▶ **Travail attendu**
Imprimez sans rien modifier le passage de l'article sur les tourbières qui va de « Rédaction Tilt le » jusqu'à « de la tourbe. » inclus.

▶ **Extrait choisi**

-------

Les tourbières, c'est quoi ?
Rédaction Tilt le 31/01/2024
5 min de lecture 🧠 Niveau « Je me débrouille »
On en parle peu, pourtant elles sont essentielles. Moins médiatisées que la déforestation, leur assèchement et leur destruction sont tout aussi graves et exigent le même niveau de prise de conscience. Car les tourbières nous rendent de précieux services, abritent des trésors de biodiversité, et sont essentielles dans notre combat contre le changement climatique. Alors, si on parlait un peu plus d’elles, pour mieux les connaître… Et surtout mieux les protéger ?
Quand la nature prend son temps
Une tourbière, c’est une zone humide, c’est-à-dire un écosystème gorgé d’eau où l’on trouve une végétation et des animaux parfaitement adaptés à ce milieu. Mais contrairement aux autres zones humides, les tourbières possèdent un pouvoir singulier : elles produisent de la tourbe.
Comment et à quoi ça sert ? Il faut d’abord préciser que les eaux des tourbières sont pratiquement stagnantes, c’est donc un milieu très pauvre en oxygène. Moins d’oxygène ça veut dire moins de bactéries et de champignons pour venir grignoter les matières organiques. Résultat : lorsque les végétaux et les matières organiques meurent, elles se décomposent à un rythme si lent qu’elles finissent par former une « roche végétale », la tourbe. Cette roche s’accumule pendant des siècles et des siècles, à raison de 0,2 à 1 mm par an. La progression est si lente qu’il faut un millénaire pour amasser seulement un mètre de tourbe !
Ce processus est presque aussi long que la formation du pétrole ou du charbon. Voilà pourquoi la tourbe est considérée comme une ressource fossile, c’est-à-dire une ressource d’origine organique non renouvelable, qui a besoin de plusieurs milliers d’années pour se former. Les plus anciennes ont commencé ce processus il y a 12 000 ans. Une véritable plongée dans le temps !

-------

▶ **Entrées enregistrées**
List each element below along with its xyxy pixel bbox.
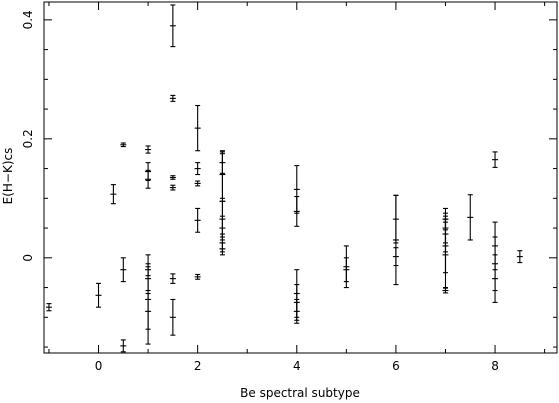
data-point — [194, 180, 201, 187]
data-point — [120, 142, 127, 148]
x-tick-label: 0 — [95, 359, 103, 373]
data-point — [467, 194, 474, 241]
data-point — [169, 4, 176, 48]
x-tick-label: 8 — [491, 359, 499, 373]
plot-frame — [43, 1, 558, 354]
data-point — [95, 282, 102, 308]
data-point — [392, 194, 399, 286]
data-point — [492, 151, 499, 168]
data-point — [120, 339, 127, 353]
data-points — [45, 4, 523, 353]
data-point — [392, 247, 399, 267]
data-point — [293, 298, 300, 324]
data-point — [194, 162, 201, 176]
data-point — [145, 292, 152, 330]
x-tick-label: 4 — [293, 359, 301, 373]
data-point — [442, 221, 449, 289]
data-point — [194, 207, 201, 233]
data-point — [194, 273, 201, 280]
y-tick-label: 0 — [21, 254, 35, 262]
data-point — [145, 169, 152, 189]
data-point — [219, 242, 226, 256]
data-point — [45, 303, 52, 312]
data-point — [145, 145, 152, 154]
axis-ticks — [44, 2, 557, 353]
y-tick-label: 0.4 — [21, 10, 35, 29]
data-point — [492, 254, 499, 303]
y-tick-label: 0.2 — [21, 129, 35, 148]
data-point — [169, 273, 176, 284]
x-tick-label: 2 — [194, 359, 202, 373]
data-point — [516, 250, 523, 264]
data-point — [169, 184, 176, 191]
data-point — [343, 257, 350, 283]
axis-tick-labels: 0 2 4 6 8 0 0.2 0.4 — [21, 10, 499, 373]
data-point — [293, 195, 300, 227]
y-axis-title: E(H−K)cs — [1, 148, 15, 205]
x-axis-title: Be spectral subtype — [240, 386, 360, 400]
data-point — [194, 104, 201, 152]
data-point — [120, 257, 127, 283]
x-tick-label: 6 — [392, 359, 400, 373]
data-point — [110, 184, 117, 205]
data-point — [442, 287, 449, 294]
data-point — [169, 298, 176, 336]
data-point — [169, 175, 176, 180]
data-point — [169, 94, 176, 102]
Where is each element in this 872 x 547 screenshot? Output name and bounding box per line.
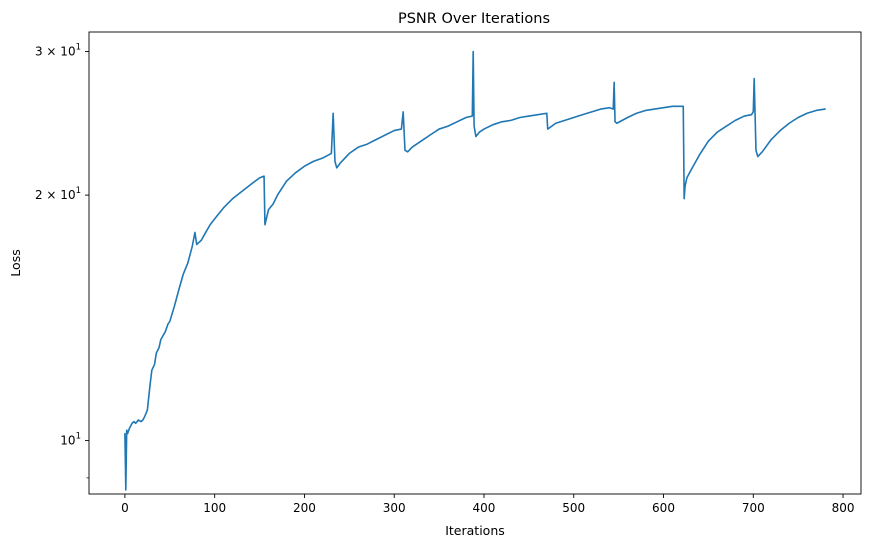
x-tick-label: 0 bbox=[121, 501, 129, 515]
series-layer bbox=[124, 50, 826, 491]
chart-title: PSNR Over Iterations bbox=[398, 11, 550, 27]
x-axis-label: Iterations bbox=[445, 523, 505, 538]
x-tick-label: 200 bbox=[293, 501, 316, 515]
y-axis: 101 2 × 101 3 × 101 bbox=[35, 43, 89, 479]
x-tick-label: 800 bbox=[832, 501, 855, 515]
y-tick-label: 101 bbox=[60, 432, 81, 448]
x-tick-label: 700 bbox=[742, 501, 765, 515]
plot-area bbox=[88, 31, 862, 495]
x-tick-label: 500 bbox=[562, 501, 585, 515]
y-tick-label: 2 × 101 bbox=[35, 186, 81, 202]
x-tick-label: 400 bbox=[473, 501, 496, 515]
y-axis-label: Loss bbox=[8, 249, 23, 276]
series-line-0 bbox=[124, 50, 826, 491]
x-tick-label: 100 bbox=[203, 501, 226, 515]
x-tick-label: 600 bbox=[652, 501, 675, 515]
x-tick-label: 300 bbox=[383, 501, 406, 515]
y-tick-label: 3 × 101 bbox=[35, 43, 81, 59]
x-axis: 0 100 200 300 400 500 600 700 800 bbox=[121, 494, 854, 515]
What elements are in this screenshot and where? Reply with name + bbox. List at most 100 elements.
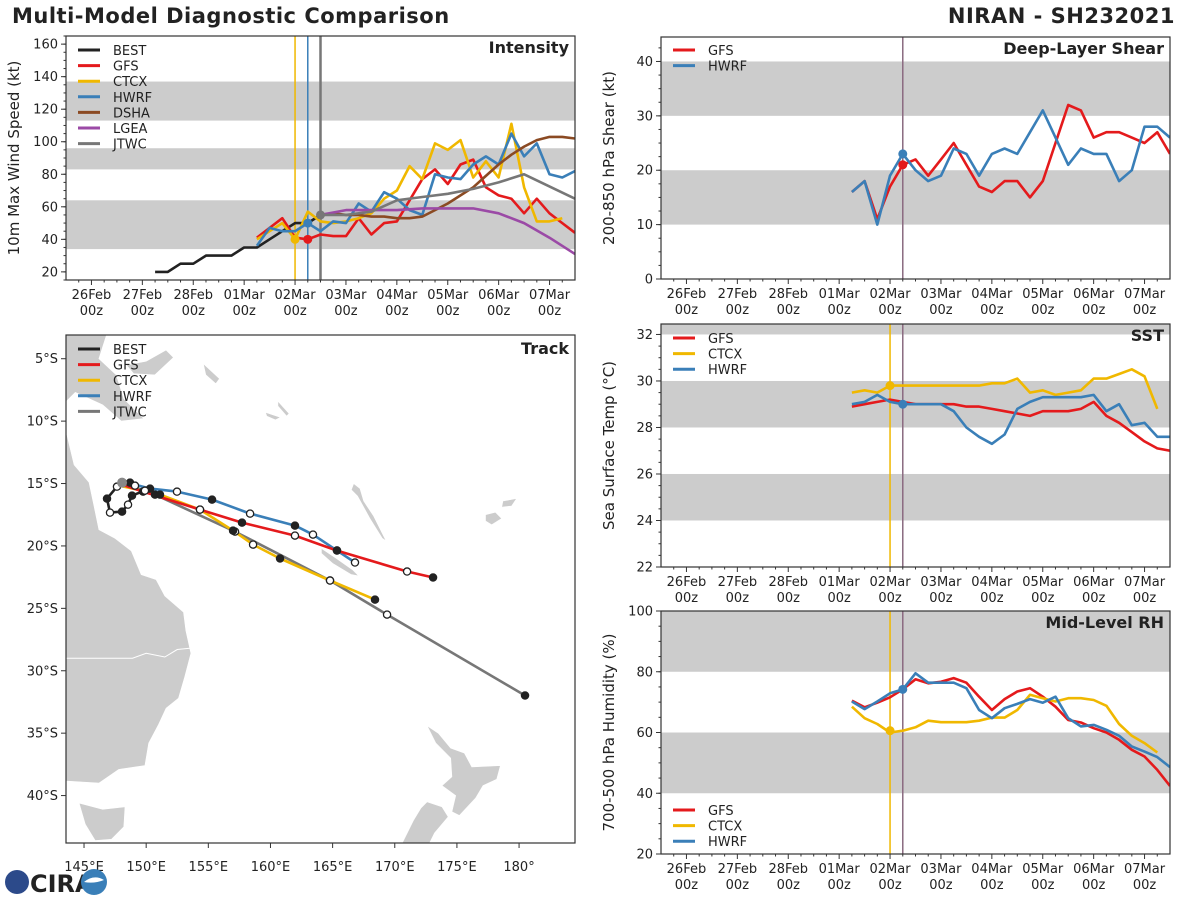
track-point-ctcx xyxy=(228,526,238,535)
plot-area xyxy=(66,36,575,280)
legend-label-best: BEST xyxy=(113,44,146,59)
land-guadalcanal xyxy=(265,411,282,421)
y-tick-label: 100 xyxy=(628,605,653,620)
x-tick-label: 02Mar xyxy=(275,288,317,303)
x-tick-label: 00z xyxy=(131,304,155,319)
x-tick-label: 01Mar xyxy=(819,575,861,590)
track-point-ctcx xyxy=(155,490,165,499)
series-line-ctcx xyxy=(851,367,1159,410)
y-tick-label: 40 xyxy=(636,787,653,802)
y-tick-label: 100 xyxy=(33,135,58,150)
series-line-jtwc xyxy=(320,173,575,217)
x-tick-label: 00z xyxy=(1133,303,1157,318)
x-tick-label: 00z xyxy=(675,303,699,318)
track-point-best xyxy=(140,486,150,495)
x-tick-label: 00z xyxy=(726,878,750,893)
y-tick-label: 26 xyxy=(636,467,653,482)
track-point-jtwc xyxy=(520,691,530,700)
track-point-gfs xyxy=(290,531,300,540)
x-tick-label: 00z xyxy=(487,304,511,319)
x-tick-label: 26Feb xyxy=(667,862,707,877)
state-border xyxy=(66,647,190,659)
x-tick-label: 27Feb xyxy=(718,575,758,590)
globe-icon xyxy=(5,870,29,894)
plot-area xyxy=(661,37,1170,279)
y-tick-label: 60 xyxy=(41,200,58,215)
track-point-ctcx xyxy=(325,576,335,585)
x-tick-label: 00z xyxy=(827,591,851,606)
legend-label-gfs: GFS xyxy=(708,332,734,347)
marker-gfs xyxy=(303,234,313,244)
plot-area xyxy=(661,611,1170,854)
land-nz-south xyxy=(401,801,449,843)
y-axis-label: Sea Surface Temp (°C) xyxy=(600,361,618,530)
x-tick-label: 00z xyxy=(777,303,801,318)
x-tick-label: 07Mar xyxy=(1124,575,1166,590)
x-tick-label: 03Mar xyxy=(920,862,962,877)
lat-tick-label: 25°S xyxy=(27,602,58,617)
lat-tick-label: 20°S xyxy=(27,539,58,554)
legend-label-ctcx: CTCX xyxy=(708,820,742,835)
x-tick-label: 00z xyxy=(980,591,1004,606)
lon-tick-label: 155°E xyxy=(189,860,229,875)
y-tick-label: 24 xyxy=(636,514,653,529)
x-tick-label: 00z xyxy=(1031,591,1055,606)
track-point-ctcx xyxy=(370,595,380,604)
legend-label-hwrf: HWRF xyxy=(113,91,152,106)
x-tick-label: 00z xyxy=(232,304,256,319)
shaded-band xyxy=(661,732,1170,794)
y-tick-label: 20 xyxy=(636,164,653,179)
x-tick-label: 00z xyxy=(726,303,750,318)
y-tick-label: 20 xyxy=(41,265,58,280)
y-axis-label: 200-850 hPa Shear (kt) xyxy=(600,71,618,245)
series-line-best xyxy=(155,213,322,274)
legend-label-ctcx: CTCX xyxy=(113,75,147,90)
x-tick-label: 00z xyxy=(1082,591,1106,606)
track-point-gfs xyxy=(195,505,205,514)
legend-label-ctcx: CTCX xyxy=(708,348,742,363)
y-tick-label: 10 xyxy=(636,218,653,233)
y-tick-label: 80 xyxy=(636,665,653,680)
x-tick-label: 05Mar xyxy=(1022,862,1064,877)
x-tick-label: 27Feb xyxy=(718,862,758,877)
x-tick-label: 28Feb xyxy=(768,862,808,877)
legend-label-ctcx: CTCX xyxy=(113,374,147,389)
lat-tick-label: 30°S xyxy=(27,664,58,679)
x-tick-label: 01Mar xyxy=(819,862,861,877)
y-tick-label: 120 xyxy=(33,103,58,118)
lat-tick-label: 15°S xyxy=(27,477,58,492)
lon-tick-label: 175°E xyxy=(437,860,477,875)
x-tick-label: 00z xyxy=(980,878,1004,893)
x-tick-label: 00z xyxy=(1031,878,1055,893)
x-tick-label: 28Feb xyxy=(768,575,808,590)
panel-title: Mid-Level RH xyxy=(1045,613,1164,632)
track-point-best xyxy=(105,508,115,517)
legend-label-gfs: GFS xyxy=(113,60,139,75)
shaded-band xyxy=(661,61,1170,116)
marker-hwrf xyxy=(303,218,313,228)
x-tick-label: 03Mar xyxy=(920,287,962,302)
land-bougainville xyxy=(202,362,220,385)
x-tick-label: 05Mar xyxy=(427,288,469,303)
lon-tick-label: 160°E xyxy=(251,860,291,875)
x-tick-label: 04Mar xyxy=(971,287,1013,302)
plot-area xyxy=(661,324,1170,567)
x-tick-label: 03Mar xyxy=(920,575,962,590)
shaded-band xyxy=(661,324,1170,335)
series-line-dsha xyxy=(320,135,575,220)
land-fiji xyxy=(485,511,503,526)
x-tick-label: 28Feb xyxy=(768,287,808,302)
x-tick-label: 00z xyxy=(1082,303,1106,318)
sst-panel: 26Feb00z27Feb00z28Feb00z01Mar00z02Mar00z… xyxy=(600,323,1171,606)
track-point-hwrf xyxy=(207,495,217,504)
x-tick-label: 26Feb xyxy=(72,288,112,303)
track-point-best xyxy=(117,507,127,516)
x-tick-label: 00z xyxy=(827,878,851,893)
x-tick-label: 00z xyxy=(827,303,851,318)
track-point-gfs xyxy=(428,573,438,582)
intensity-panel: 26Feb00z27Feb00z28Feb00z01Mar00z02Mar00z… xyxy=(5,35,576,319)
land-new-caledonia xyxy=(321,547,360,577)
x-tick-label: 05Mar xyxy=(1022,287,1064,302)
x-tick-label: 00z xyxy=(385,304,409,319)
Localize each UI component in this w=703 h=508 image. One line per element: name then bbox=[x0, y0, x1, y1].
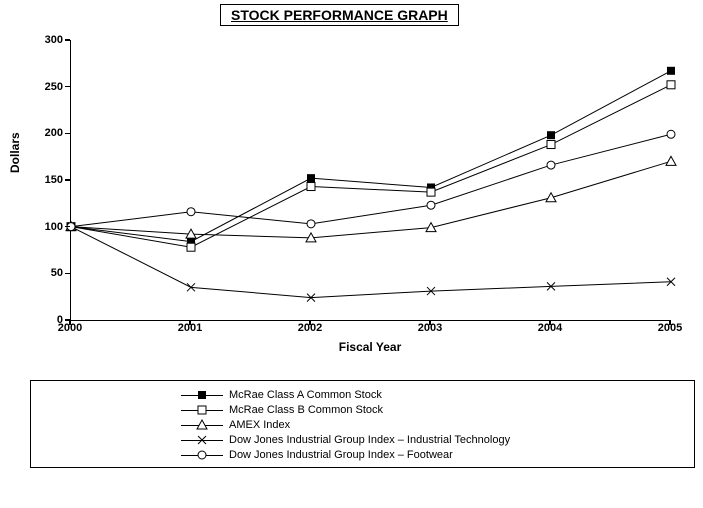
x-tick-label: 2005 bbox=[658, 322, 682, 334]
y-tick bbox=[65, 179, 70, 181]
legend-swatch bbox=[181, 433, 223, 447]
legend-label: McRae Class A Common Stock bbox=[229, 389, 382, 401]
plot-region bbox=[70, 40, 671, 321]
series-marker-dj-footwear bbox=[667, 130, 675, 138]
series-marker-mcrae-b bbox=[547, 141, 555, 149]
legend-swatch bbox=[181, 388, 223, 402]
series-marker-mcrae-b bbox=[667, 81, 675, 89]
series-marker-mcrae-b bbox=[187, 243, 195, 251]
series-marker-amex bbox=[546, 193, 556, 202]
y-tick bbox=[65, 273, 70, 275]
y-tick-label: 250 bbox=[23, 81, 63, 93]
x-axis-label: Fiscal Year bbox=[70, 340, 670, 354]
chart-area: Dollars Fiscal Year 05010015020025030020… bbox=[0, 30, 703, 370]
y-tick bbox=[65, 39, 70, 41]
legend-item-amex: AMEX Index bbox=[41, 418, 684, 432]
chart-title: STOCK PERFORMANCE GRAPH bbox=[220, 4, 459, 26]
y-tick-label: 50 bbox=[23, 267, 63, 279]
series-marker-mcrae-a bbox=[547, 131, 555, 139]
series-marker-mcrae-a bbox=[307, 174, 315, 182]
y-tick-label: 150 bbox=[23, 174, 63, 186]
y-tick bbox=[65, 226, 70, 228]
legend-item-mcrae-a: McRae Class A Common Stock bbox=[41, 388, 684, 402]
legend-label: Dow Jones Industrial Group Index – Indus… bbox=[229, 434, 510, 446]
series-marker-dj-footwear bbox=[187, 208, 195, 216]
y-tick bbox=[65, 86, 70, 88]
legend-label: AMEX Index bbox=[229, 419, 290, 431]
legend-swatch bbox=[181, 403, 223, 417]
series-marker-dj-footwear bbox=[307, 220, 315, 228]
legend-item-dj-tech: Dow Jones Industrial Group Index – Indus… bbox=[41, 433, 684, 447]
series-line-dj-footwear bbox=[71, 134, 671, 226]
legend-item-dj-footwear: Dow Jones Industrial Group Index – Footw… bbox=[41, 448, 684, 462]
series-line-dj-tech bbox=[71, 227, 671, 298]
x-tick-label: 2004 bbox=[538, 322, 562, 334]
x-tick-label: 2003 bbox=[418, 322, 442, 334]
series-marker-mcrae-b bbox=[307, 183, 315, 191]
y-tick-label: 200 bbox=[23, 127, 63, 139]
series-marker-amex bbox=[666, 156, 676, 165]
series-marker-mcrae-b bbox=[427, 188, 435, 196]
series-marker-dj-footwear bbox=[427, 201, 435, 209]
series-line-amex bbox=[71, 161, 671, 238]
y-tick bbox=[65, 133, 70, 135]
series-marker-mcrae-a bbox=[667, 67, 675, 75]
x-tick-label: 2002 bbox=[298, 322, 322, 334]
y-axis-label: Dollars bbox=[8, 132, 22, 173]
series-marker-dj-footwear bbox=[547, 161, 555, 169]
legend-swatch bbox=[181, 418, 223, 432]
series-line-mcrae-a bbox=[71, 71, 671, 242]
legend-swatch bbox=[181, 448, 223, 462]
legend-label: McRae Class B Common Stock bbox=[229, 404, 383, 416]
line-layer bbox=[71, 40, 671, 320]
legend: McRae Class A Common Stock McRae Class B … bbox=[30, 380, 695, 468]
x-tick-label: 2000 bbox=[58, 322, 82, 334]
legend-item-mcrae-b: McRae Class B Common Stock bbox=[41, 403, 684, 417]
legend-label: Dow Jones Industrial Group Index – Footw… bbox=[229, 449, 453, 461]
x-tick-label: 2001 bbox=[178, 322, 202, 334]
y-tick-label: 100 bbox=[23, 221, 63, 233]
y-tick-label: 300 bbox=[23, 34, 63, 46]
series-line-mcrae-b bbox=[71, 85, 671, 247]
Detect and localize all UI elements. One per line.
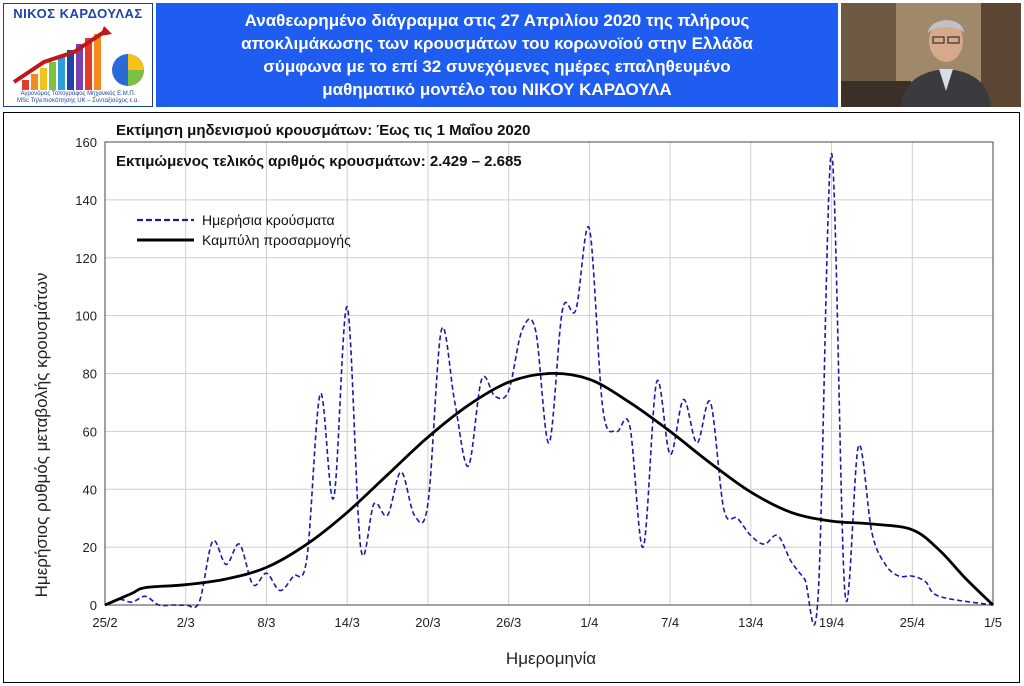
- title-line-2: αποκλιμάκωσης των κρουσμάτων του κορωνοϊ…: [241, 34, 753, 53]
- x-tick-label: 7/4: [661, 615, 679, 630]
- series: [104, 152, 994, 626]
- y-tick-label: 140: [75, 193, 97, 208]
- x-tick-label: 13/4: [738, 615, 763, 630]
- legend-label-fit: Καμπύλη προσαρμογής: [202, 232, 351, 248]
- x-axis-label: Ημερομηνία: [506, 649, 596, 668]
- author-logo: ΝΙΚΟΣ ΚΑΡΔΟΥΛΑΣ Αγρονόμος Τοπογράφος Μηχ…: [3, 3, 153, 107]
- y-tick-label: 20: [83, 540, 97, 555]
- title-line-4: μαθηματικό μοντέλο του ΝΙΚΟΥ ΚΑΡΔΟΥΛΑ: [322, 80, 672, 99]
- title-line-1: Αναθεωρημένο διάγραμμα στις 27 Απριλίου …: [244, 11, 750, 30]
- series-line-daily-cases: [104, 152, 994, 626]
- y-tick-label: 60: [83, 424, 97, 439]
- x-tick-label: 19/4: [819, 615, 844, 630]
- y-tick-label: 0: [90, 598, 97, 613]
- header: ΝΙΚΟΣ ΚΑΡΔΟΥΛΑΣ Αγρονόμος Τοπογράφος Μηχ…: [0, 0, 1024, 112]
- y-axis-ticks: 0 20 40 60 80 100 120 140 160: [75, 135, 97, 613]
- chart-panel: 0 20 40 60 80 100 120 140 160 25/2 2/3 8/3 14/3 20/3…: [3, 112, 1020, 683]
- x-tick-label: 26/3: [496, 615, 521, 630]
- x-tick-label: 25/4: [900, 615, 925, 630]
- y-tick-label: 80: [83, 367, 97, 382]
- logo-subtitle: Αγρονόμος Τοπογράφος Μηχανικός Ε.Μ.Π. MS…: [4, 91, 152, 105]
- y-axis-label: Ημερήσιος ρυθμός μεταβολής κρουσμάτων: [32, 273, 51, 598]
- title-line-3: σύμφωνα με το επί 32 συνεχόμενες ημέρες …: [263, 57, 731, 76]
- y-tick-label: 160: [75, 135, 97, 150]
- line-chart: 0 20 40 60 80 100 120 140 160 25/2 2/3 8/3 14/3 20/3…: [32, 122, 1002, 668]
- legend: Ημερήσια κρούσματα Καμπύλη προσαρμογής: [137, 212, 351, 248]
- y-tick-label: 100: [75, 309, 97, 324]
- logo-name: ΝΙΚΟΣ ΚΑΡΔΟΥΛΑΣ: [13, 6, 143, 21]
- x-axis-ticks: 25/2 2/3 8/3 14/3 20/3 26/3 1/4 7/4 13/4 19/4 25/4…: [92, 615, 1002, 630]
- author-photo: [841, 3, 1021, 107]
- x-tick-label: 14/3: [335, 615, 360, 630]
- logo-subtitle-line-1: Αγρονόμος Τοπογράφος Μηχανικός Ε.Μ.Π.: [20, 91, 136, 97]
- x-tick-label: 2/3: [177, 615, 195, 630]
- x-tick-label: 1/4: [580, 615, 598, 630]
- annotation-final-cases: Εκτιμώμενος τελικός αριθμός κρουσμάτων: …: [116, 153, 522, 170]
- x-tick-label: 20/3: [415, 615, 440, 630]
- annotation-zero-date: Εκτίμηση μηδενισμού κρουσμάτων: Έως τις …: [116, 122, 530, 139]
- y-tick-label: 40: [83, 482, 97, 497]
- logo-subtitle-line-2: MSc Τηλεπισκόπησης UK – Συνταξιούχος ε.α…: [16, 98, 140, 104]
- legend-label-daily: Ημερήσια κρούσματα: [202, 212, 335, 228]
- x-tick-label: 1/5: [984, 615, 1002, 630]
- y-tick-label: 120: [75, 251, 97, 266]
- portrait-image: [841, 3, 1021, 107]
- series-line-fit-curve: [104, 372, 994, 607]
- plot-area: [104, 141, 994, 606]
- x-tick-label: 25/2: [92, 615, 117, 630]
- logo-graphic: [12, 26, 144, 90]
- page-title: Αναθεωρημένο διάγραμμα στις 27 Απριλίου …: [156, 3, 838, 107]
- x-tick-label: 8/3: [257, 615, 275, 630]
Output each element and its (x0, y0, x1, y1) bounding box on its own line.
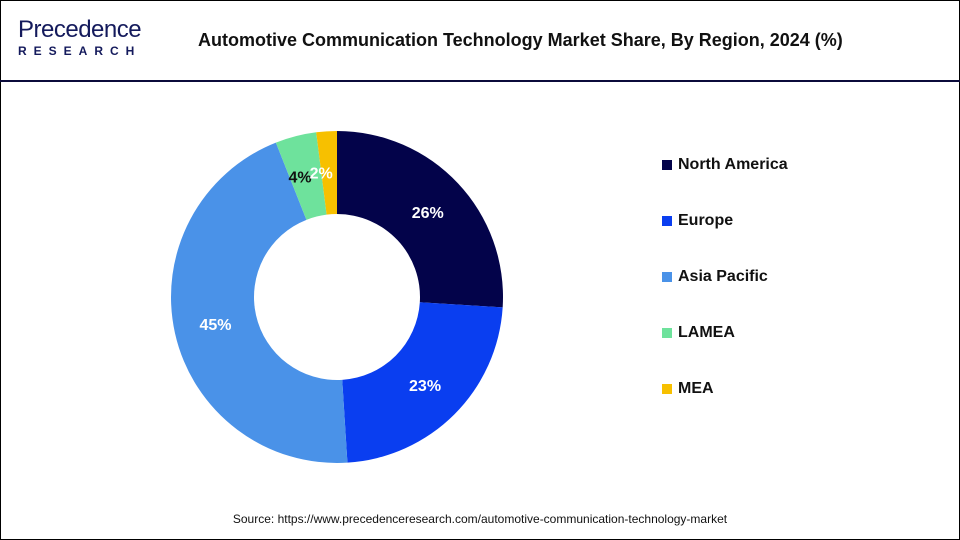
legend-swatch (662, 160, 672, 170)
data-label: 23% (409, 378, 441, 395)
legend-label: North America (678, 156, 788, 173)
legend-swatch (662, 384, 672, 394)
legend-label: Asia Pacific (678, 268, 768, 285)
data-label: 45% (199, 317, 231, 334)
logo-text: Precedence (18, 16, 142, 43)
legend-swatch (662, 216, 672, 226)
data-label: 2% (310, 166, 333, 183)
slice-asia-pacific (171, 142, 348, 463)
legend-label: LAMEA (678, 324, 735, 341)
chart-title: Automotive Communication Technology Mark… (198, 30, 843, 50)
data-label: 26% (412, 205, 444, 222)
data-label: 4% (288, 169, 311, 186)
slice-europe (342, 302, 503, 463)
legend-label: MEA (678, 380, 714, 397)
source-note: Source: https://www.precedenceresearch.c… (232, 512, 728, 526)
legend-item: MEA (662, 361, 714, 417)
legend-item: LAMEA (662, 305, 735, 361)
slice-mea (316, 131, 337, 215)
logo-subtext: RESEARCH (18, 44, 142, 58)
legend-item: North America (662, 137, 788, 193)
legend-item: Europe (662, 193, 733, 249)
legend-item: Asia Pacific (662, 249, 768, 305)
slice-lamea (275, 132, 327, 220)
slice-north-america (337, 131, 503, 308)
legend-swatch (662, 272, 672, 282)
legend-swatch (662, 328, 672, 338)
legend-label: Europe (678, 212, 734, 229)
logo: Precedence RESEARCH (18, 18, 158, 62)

-------

▶ **Réponse finale**
Rédaction Tilt le 31/01/2024
5 min de lecture 🧠 Niveau « Je me débrouille »
On en parle peu, pourtant elles sont essentielles. Moins médiatisées que la déforestation, leur assèchement et leur destruction sont tout aussi graves et exigent le même niveau de prise de conscience. Car les tourbières nous rendent de précieux services, abritent des trésors de biodiversité, et sont essentielles dans notre combat contre le changement climatique. Alors, si on parlait un peu plus d’elles, pour mieux les connaître… Et surtout mieux les protéger ?
Quand la nature prend son temps
Une tourbière, c’est une zone humide, c’est-à-dire un écosystème gorgé d’eau où l’on trouve une végétation et des animaux parfaitement adaptés à ce milieu. Mais contrairement aux autres zones humides, les tourbières possèdent un pouvoir singulier : elles produisent de la tourbe.